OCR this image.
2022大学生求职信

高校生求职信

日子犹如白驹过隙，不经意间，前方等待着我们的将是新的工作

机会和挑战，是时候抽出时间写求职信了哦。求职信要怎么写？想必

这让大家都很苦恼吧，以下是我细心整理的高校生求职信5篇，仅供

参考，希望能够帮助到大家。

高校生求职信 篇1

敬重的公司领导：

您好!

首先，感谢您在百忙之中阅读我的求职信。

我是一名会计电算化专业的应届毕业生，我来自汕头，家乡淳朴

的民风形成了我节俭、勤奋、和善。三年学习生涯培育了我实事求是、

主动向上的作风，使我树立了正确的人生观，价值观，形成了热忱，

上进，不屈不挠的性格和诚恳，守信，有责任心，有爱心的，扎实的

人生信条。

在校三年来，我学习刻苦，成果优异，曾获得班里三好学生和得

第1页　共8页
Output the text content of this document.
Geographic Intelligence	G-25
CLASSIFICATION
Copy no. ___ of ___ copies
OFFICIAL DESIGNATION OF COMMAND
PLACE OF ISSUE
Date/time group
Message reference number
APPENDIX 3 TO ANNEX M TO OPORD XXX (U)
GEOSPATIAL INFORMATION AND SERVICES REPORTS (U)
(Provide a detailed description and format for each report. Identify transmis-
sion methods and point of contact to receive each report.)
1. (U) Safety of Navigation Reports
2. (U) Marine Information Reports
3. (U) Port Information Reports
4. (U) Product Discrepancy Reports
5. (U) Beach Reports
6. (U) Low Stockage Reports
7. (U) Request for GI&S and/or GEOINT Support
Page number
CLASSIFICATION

....

WRITTEN TASK:
Show every line of the records above that contains the word "number".

SOLVED PROBLEM:
Message reference number
Page number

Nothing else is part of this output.